▶ **EXERCISE AIM**: Using the records provided below, locate and copy each line that contains the word "Option".

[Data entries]
____
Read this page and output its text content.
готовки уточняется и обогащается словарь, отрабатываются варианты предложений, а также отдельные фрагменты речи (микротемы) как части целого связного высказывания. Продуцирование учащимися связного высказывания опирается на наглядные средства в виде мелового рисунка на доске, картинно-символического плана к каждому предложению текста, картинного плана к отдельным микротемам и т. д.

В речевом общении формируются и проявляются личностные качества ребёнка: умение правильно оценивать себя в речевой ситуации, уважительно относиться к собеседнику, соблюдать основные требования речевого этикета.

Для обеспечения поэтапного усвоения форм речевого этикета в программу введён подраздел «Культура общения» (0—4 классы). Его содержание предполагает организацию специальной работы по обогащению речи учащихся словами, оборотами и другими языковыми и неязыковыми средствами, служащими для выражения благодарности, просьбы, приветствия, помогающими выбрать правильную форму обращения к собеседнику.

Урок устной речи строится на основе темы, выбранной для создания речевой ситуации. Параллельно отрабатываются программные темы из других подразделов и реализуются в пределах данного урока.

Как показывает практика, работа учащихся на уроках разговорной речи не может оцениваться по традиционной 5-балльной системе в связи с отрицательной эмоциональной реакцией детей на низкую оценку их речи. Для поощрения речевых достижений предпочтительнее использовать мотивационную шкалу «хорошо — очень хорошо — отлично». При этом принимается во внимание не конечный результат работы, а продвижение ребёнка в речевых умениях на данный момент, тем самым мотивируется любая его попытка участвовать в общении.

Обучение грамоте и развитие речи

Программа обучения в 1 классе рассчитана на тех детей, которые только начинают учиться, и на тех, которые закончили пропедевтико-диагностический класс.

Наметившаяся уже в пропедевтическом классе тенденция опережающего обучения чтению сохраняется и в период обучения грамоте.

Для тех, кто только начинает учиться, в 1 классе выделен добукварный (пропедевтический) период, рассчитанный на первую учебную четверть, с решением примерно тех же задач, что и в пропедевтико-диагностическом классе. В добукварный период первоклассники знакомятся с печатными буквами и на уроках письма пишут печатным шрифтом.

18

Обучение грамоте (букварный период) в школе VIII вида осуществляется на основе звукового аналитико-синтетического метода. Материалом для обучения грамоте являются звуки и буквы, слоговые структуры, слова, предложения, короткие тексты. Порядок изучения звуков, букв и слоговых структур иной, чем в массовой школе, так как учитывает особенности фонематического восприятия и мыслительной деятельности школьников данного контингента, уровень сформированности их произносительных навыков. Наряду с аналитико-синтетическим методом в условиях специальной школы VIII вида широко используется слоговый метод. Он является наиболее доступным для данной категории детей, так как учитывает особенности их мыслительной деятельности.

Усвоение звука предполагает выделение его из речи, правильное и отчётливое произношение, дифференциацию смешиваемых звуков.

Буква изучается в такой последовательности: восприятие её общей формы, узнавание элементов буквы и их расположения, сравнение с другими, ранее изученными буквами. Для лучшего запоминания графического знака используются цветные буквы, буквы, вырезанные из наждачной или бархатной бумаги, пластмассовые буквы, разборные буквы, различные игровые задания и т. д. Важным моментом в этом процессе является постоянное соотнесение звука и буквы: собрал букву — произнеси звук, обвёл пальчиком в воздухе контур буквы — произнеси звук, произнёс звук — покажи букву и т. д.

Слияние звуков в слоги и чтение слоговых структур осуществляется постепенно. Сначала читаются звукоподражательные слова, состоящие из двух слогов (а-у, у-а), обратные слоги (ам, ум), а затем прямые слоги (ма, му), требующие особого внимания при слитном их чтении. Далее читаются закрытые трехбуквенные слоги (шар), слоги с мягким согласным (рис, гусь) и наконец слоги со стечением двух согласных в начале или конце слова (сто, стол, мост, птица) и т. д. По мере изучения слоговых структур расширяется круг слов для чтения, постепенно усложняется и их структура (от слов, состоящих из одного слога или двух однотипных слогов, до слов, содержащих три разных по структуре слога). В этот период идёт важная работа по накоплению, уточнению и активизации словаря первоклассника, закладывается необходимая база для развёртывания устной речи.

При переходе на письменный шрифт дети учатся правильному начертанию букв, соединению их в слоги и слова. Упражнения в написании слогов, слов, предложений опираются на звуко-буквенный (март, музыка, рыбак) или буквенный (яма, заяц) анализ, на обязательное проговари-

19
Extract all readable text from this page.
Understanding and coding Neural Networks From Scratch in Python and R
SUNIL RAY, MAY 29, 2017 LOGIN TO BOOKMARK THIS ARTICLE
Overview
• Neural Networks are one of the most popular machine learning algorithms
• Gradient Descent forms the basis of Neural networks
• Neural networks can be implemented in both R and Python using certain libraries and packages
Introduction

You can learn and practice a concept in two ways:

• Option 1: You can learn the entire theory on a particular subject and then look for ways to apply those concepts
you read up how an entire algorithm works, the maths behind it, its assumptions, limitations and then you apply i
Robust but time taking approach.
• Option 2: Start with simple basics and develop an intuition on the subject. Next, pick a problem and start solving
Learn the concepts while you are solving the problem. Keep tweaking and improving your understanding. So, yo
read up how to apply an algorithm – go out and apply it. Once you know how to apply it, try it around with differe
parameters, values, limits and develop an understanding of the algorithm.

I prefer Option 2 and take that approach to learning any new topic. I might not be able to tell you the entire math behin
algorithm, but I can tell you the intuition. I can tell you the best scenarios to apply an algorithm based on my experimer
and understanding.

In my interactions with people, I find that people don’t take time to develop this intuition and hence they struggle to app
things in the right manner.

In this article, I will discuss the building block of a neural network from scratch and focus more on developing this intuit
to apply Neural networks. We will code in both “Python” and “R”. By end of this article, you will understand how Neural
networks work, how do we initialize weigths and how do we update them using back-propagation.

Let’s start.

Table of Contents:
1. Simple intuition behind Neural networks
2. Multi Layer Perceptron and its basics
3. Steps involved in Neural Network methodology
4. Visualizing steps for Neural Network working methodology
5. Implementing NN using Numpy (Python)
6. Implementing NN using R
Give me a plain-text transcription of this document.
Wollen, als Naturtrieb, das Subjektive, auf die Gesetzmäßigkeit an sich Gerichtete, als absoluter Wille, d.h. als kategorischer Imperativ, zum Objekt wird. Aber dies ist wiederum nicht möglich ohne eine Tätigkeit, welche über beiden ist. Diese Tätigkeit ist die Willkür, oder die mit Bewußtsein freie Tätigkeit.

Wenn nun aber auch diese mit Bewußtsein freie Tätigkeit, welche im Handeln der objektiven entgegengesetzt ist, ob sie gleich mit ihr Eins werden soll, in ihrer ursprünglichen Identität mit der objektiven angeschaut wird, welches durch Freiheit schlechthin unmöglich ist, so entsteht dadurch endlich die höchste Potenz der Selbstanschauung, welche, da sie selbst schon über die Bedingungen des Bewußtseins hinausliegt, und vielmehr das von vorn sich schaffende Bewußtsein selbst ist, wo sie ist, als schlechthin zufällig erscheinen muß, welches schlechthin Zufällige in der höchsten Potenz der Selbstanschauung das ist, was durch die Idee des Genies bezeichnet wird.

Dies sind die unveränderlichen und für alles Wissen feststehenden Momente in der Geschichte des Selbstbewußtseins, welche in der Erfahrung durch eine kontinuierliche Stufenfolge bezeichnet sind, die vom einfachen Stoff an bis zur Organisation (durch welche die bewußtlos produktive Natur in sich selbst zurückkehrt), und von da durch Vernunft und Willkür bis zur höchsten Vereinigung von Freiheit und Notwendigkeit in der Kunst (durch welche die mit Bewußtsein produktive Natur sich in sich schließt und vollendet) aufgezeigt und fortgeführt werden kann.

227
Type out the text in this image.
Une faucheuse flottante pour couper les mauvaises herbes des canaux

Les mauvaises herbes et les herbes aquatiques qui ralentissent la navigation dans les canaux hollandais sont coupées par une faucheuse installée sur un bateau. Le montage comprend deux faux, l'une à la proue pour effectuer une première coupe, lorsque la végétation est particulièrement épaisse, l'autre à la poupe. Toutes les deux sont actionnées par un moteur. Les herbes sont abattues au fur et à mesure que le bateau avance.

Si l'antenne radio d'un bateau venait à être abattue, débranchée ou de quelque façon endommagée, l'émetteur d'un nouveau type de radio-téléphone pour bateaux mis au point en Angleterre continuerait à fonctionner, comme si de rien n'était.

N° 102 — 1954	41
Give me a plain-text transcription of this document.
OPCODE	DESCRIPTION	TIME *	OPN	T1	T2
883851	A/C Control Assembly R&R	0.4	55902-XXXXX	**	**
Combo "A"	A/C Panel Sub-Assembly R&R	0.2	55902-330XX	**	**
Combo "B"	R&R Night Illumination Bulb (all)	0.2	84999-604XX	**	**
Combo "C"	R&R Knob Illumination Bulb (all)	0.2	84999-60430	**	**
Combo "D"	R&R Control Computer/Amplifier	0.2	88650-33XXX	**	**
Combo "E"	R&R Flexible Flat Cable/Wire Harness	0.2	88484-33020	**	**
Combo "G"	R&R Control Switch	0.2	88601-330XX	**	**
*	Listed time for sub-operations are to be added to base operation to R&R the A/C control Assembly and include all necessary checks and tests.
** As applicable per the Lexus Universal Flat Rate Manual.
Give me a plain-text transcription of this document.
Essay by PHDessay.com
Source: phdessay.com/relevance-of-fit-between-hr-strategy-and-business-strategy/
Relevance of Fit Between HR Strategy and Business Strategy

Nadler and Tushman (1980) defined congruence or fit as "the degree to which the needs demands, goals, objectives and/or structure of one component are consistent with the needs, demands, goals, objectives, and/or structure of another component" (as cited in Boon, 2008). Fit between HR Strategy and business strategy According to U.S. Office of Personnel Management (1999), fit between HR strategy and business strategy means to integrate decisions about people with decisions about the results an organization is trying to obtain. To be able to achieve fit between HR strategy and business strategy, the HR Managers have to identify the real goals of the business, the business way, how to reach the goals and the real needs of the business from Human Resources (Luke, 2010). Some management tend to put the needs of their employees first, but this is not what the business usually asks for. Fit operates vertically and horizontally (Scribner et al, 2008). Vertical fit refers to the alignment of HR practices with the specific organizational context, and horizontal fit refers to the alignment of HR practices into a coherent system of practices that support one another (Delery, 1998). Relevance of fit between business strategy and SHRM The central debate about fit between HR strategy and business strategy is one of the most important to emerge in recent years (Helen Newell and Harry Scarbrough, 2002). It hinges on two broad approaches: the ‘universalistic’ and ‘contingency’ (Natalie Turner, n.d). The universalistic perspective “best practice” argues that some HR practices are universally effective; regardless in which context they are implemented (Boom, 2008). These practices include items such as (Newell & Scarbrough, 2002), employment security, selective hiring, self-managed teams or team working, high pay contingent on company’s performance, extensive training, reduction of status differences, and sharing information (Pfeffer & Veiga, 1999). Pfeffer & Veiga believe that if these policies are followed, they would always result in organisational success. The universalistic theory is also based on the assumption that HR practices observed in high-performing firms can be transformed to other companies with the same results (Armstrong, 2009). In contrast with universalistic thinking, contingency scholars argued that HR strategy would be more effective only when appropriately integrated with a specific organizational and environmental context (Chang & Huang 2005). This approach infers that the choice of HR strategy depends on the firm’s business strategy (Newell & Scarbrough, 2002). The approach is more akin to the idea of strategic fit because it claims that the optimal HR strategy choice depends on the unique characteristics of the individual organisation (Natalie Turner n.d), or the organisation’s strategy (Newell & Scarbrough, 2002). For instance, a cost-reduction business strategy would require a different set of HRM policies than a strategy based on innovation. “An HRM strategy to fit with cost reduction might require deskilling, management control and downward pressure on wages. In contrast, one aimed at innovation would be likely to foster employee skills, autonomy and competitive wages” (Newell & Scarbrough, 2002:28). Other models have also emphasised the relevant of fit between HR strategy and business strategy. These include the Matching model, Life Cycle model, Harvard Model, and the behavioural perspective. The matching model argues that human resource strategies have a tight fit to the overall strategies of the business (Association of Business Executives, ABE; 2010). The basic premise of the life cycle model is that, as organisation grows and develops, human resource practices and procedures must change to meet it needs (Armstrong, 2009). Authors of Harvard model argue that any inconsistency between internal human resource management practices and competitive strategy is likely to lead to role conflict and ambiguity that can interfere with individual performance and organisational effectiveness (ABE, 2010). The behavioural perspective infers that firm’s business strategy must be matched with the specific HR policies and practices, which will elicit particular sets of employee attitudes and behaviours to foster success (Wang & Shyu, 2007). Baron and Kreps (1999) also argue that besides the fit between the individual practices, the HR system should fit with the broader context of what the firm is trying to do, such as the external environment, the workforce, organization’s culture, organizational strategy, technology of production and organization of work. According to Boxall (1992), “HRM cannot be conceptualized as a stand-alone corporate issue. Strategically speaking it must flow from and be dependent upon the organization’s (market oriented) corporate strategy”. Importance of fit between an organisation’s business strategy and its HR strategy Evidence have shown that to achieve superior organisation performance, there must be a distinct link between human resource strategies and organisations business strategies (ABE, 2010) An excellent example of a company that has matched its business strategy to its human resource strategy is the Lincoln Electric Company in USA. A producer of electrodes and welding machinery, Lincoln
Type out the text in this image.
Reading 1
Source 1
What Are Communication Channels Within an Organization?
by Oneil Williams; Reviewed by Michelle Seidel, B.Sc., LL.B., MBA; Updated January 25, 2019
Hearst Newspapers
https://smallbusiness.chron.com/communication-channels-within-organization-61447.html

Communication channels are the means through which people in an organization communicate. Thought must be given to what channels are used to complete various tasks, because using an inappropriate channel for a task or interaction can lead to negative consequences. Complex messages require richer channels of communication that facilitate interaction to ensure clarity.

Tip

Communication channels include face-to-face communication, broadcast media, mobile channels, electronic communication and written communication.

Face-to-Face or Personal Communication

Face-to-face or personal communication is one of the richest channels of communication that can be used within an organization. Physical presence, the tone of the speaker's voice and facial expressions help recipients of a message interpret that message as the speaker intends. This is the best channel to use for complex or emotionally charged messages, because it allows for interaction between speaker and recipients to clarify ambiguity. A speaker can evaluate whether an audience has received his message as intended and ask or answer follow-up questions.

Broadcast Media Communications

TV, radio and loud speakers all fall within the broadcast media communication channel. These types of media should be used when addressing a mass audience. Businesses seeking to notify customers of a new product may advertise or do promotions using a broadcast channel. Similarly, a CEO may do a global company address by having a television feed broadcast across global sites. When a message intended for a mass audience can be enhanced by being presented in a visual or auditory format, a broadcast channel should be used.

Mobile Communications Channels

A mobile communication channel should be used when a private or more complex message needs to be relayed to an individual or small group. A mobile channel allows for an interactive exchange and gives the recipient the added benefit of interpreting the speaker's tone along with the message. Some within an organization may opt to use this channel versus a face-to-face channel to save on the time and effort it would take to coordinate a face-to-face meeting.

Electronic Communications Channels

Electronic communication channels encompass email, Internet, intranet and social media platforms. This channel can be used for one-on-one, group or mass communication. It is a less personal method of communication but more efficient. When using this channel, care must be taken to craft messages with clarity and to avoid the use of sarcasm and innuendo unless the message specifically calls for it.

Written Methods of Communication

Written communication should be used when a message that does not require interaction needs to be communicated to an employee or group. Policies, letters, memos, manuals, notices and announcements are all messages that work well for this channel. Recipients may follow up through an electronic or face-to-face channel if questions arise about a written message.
____
▶ **ANSWER FOR THE TASK**:
• Option 1: You can learn the entire theory on a particular subject and then look for ways to apply those concepts
• Option 2: Start with simple basics and develop an intuition on the subject. Next, pick a problem and start solving
I prefer Option 2 and take that approach to learning any new topic. I might not be able to tell you the entire math behin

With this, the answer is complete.